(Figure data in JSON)
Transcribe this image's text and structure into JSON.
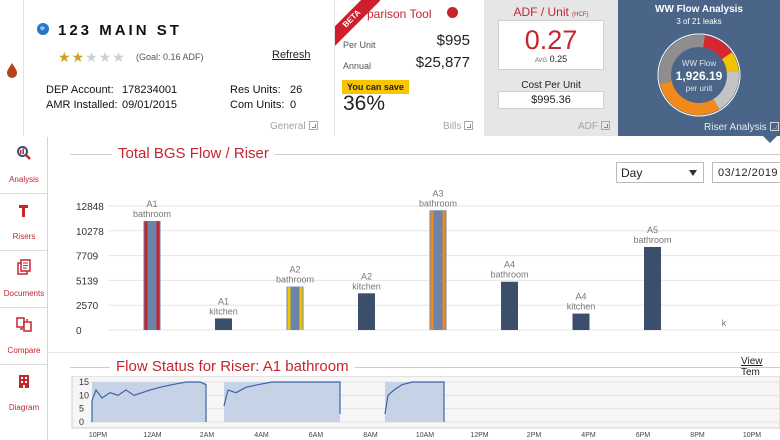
{
  "property": {
    "address": "123 MAIN ST",
    "stars_filled": 2,
    "stars_total": 5,
    "goal": "(Goal: 0.16 ADF)",
    "refresh_label": "Refresh",
    "dep_account_label": "DEP Account:",
    "dep_account_value": "178234001",
    "amr_label": "AMR Installed:",
    "amr_value": "09/01/2015",
    "res_units_label": "Res Units:",
    "res_units_value": "26",
    "com_units_label": "Com Units:",
    "com_units_value": "0",
    "panel_link": "General"
  },
  "comparison": {
    "beta": "BETA",
    "title": "parison Tool",
    "per_unit_label": "Per Unit",
    "per_unit_value": "$995",
    "annual_label": "Annual",
    "annual_value": "$25,877",
    "save_label": "You can save",
    "save_value": "36%",
    "panel_link": "Bills"
  },
  "adf": {
    "title": "ADF / Unit",
    "title_unit": "(HCF)",
    "value": "0.27",
    "avg_label": "AVG",
    "avg_value": "0.25",
    "cost_label": "Cost Per Unit",
    "cost_value": "$995.36",
    "panel_link": "ADF"
  },
  "ww_flow": {
    "title": "WW Flow Analysis",
    "subtitle": "3 of 21 leaks",
    "center_label": "WW Flow",
    "center_value": "1,926.19",
    "center_unit": "per unit",
    "panel_link": "Riser Analysis",
    "donut_colors": [
      "#d6262e",
      "#f2c300",
      "#c4c4c4",
      "#f08a1c",
      "#8e8e8e"
    ],
    "donut_shares": [
      0.13,
      0.08,
      0.18,
      0.3,
      0.31
    ]
  },
  "sidebar": {
    "items": [
      {
        "label": "Analysis",
        "icon": "analysis-icon"
      },
      {
        "label": "Risers",
        "icon": "risers-icon"
      },
      {
        "label": "Documents",
        "icon": "documents-icon"
      },
      {
        "label": "Compare",
        "icon": "compare-icon"
      },
      {
        "label": "Diagram",
        "icon": "diagram-icon"
      }
    ]
  },
  "controls": {
    "period": "Day",
    "date": "03/12/2019"
  },
  "chart_data": [
    {
      "type": "bar",
      "title": "Total BGS Flow / Riser",
      "yticks": [
        "12848",
        "10278",
        "7709",
        "5139",
        "2570",
        "0"
      ],
      "ylim": [
        0,
        12848
      ],
      "bars": [
        {
          "top": "A1",
          "bottom": "bathroom",
          "value": 11300,
          "outline": "#c4262e"
        },
        {
          "top": "A1",
          "bottom": "kitchen",
          "value": 1200,
          "outline": ""
        },
        {
          "top": "A2",
          "bottom": "bathroom",
          "value": 4500,
          "outline": "#f2c300"
        },
        {
          "top": "A2",
          "bottom": "kitchen",
          "value": 3800,
          "outline": ""
        },
        {
          "top": "A3",
          "bottom": "bathroom",
          "value": 12400,
          "outline": "#f08a1c"
        },
        {
          "top": "A4",
          "bottom": "bathroom",
          "value": 5000,
          "outline": ""
        },
        {
          "top": "A4",
          "bottom": "kitchen",
          "value": 1700,
          "outline": ""
        },
        {
          "top": "A5",
          "bottom": "bathroom",
          "value": 8600,
          "outline": ""
        },
        {
          "top": "",
          "bottom": "k",
          "value": 0,
          "outline": ""
        }
      ],
      "grid": true
    },
    {
      "type": "area",
      "title": "Flow Status for Riser: A1 bathroom",
      "view_link": "View Tem",
      "yticks": [
        "15",
        "10",
        "5",
        "0"
      ],
      "ylim": [
        0,
        15
      ],
      "xticks": [
        "10PM",
        "12AM",
        "2AM",
        "4AM",
        "6AM",
        "8AM",
        "10AM",
        "12PM",
        "2PM",
        "4PM",
        "6PM",
        "8PM",
        "10PM"
      ]
    }
  ]
}
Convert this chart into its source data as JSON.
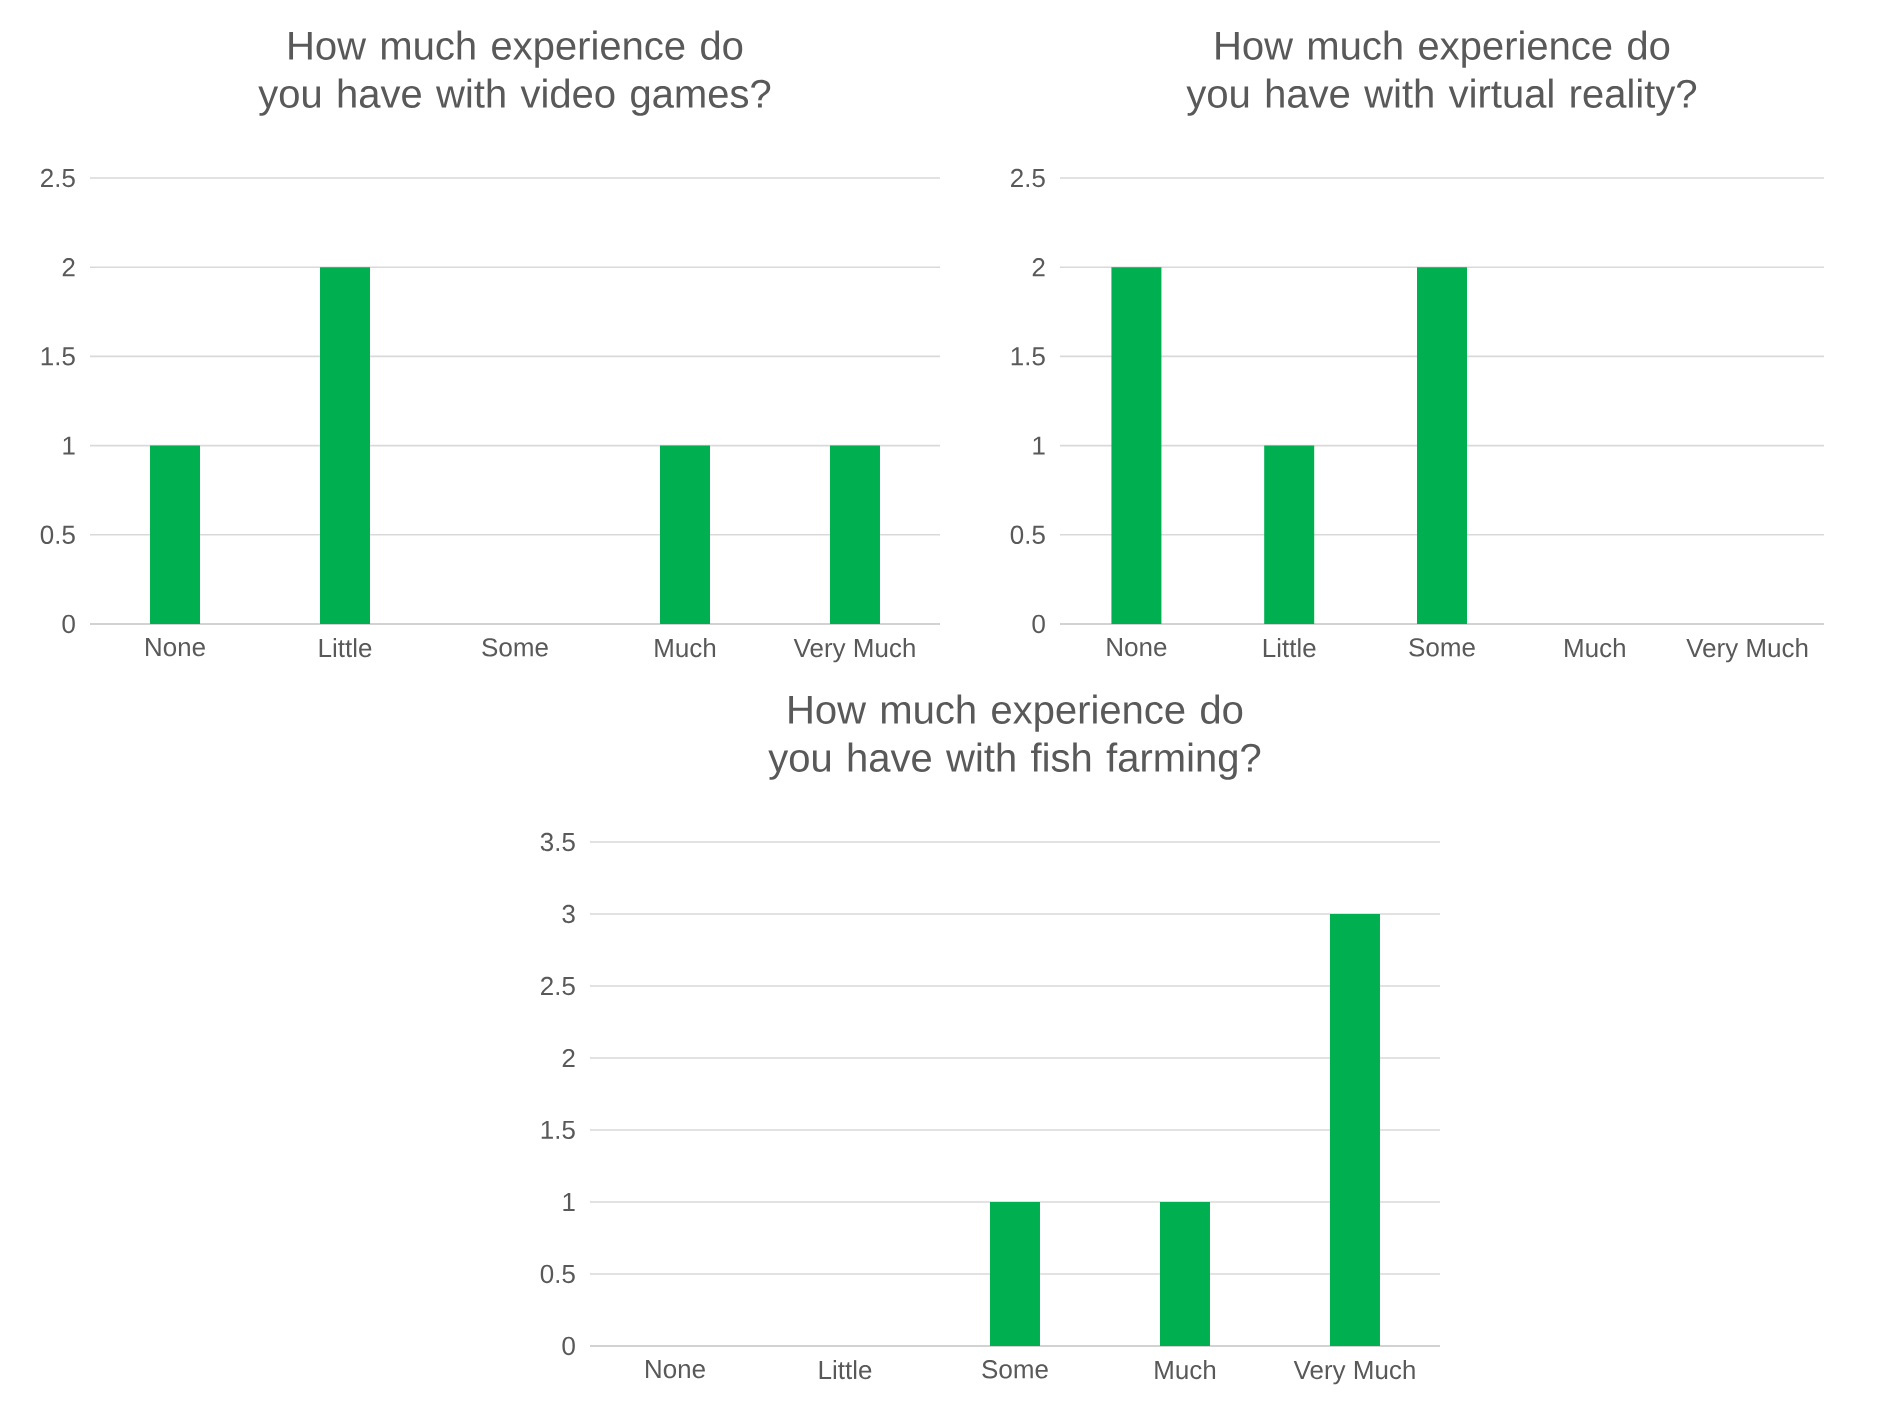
{
  "chart_data": [
    {
      "type": "bar",
      "title": "How much experience do you have with video games?",
      "categories": [
        "None",
        "Little",
        "Some",
        "Much",
        "Very Much"
      ],
      "values": [
        1,
        2,
        0,
        1,
        1
      ],
      "color": "#00b050",
      "ylim": [
        0,
        2.5
      ],
      "yticks": [
        0,
        0.5,
        1,
        1.5,
        2,
        2.5
      ],
      "grid": "y"
    },
    {
      "type": "bar",
      "title": "How much experience do you have with virtual reality?",
      "categories": [
        "None",
        "Little",
        "Some",
        "Much",
        "Very Much"
      ],
      "values": [
        2,
        1,
        2,
        0,
        0
      ],
      "color": "#00b050",
      "ylim": [
        0,
        2.5
      ],
      "yticks": [
        0,
        0.5,
        1,
        1.5,
        2,
        2.5
      ],
      "grid": "y"
    },
    {
      "type": "bar",
      "title": "How much experience do you have with fish farming?",
      "categories": [
        "None",
        "Little",
        "Some",
        "Much",
        "Very Much"
      ],
      "values": [
        0,
        0,
        1,
        1,
        3
      ],
      "color": "#00b050",
      "ylim": [
        0,
        3.5
      ],
      "yticks": [
        0,
        0.5,
        1,
        1.5,
        2,
        2.5,
        3,
        3.5
      ],
      "grid": "y"
    }
  ]
}
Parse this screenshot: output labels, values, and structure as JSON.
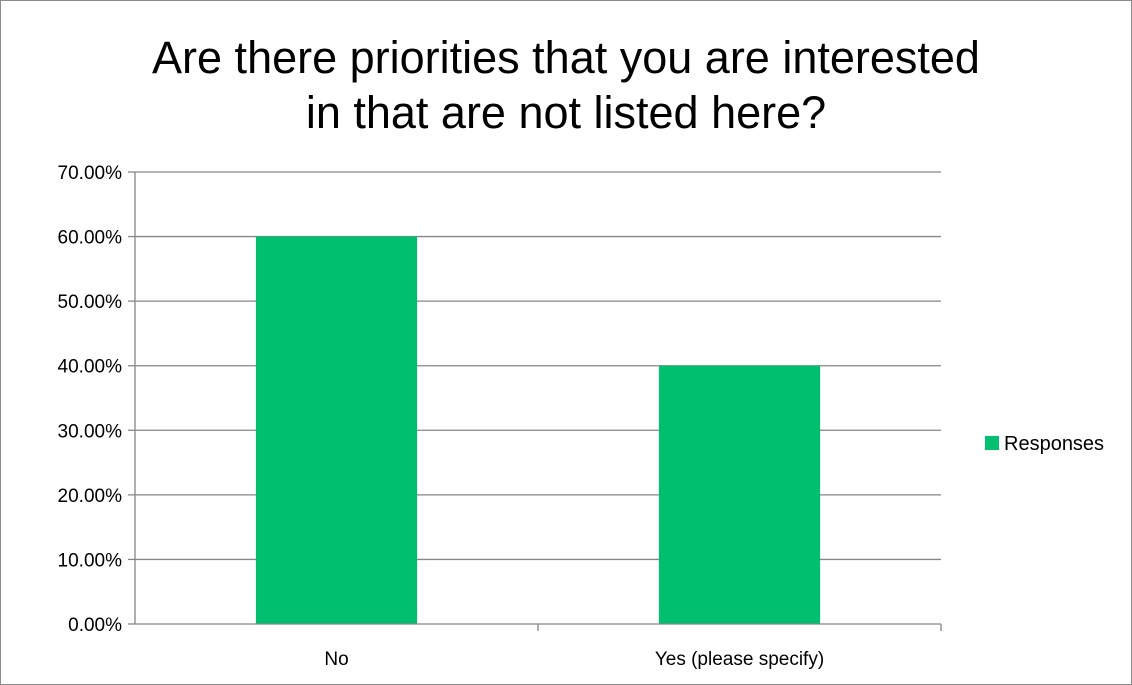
{
  "chart_data": {
    "type": "bar",
    "title_lines": [
      "Are there priorities that you are interested",
      "in that are not listed here?"
    ],
    "categories": [
      "No",
      "Yes (please specify)"
    ],
    "series": [
      {
        "name": "Responses",
        "values": [
          0.6,
          0.4
        ],
        "color": "#00BF6F"
      }
    ],
    "ylim": [
      0,
      0.7
    ],
    "yticks": [
      0,
      0.1,
      0.2,
      0.3,
      0.4,
      0.5,
      0.6,
      0.7
    ],
    "ytick_labels": [
      "0.00%",
      "10.00%",
      "20.00%",
      "30.00%",
      "40.00%",
      "50.00%",
      "60.00%",
      "70.00%"
    ],
    "grid": true,
    "legend_position": "right",
    "grid_color": "#868686",
    "axis_color": "#868686"
  }
}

▶ **Aim of the exercise**: Every entry above should be duplicated exactly. Do not include the images.

▶ **Exercise answer**:
Transcribe this image's text and structure into JSON.
{
  "property": {
    "address": "123 MAIN ST",
    "stars_filled": 2,
    "stars_total": 5,
    "goal": "(Goal: 0.16 ADF)",
    "refresh_label": "Refresh",
    "dep_account_label": "DEP Account:",
    "dep_account_value": "178234001",
    "amr_label": "AMR Installed:",
    "amr_value": "09/01/2015",
    "res_units_label": "Res Units:",
    "res_units_value": "26",
    "com_units_label": "Com Units:",
    "com_units_value": "0",
    "panel_link": "General"
  },
  "comparison": {
    "beta": "BETA",
    "title": "parison Tool",
    "per_unit_label": "Per Unit",
    "per_unit_value": "$995",
    "annual_label": "Annual",
    "annual_value": "$25,877",
    "save_label": "You can save",
    "save_value": "36%",
    "panel_link": "Bills"
  },
  "adf": {
    "title": "ADF / Unit",
    "title_unit": "(HCF)",
    "value": "0.27",
    "avg_label": "AVG",
    "avg_value": "0.25",
    "cost_label": "Cost Per Unit",
    "cost_value": "$995.36",
    "panel_link": "ADF"
  },
  "ww_flow": {
    "title": "WW Flow Analysis",
    "subtitle": "3 of 21 leaks",
    "center_label": "WW Flow",
    "center_value": "1,926.19",
    "center_unit": "per unit",
    "panel_link": "Riser Analysis",
    "donut_colors": [
      "#d6262e",
      "#f2c300",
      "#c4c4c4",
      "#f08a1c",
      "#8e8e8e"
    ],
    "donut_shares": [
      0.13,
      0.08,
      0.18,
      0.3,
      0.31
    ]
  },
  "sidebar": {
    "items": [
      {
        "label": "Analysis",
        "icon": "analysis-icon"
      },
      {
        "label": "Risers",
        "icon": "risers-icon"
      },
      {
        "label": "Documents",
        "icon": "documents-icon"
      },
      {
        "label": "Compare",
        "icon": "compare-icon"
      },
      {
        "label": "Diagram",
        "icon": "diagram-icon"
      }
    ]
  },
  "controls": {
    "period": "Day",
    "date": "03/12/2019"
  },
  "chart_data": [
    {
      "type": "bar",
      "title": "Total BGS Flow / Riser",
      "yticks": [
        "12848",
        "10278",
        "7709",
        "5139",
        "2570",
        "0"
      ],
      "ylim": [
        0,
        12848
      ],
      "bars": [
        {
          "top": "A1",
          "bottom": "bathroom",
          "value": 11300,
          "outline": "#c4262e"
        },
        {
          "top": "A1",
          "bottom": "kitchen",
          "value": 1200,
          "outline": ""
        },
        {
          "top": "A2",
          "bottom": "bathroom",
          "value": 4500,
          "outline": "#f2c300"
        },
        {
          "top": "A2",
          "bottom": "kitchen",
          "value": 3800,
          "outline": ""
        },
        {
          "top": "A3",
          "bottom": "bathroom",
          "value": 12400,
          "outline": "#f08a1c"
        },
        {
          "top": "A4",
          "bottom": "bathroom",
          "value": 5000,
          "outline": ""
        },
        {
          "top": "A4",
          "bottom": "kitchen",
          "value": 1700,
          "outline": ""
        },
        {
          "top": "A5",
          "bottom": "bathroom",
          "value": 8600,
          "outline": ""
        },
        {
          "top": "",
          "bottom": "k",
          "value": 0,
          "outline": ""
        }
      ],
      "grid": true
    },
    {
      "type": "area",
      "title": "Flow Status for Riser: A1 bathroom",
      "view_link": "View Tem",
      "yticks": [
        "15",
        "10",
        "5",
        "0"
      ],
      "ylim": [
        0,
        15
      ],
      "xticks": [
        "10PM",
        "12AM",
        "2AM",
        "4AM",
        "6AM",
        "8AM",
        "10AM",
        "12PM",
        "2PM",
        "4PM",
        "6PM",
        "8PM",
        "10PM"
      ]
    }
  ]
}
Convert this chart into its source data as JSON.
{
  "chart_data": [
    {
      "type": "bar",
      "title": "How much experience do you have with video games?",
      "categories": [
        "None",
        "Little",
        "Some",
        "Much",
        "Very Much"
      ],
      "values": [
        1,
        2,
        0,
        1,
        1
      ],
      "color": "#00b050",
      "ylim": [
        0,
        2.5
      ],
      "yticks": [
        0,
        0.5,
        1,
        1.5,
        2,
        2.5
      ],
      "grid": "y"
    },
    {
      "type": "bar",
      "title": "How much experience do you have with virtual reality?",
      "categories": [
        "None",
        "Little",
        "Some",
        "Much",
        "Very Much"
      ],
      "values": [
        2,
        1,
        2,
        0,
        0
      ],
      "color": "#00b050",
      "ylim": [
        0,
        2.5
      ],
      "yticks": [
        0,
        0.5,
        1,
        1.5,
        2,
        2.5
      ],
      "grid": "y"
    },
    {
      "type": "bar",
      "title": "How much experience do you have with fish farming?",
      "categories": [
        "None",
        "Little",
        "Some",
        "Much",
        "Very Much"
      ],
      "values": [
        0,
        0,
        1,
        1,
        3
      ],
      "color": "#00b050",
      "ylim": [
        0,
        3.5
      ],
      "yticks": [
        0,
        0.5,
        1,
        1.5,
        2,
        2.5,
        3,
        3.5
      ],
      "grid": "y"
    }
  ]
}
Parse this screenshot: output labels, values, and structure as JSON.
{
  "chart_data": {
    "type": "bar",
    "title_lines": [
      "Are there priorities that you are interested",
      "in that are not listed here?"
    ],
    "categories": [
      "No",
      "Yes (please specify)"
    ],
    "series": [
      {
        "name": "Responses",
        "values": [
          0.6,
          0.4
        ],
        "color": "#00BF6F"
      }
    ],
    "ylim": [
      0,
      0.7
    ],
    "yticks": [
      0,
      0.1,
      0.2,
      0.3,
      0.4,
      0.5,
      0.6,
      0.7
    ],
    "ytick_labels": [
      "0.00%",
      "10.00%",
      "20.00%",
      "30.00%",
      "40.00%",
      "50.00%",
      "60.00%",
      "70.00%"
    ],
    "grid": true,
    "legend_position": "right",
    "grid_color": "#868686",
    "axis_color": "#868686"
  }
}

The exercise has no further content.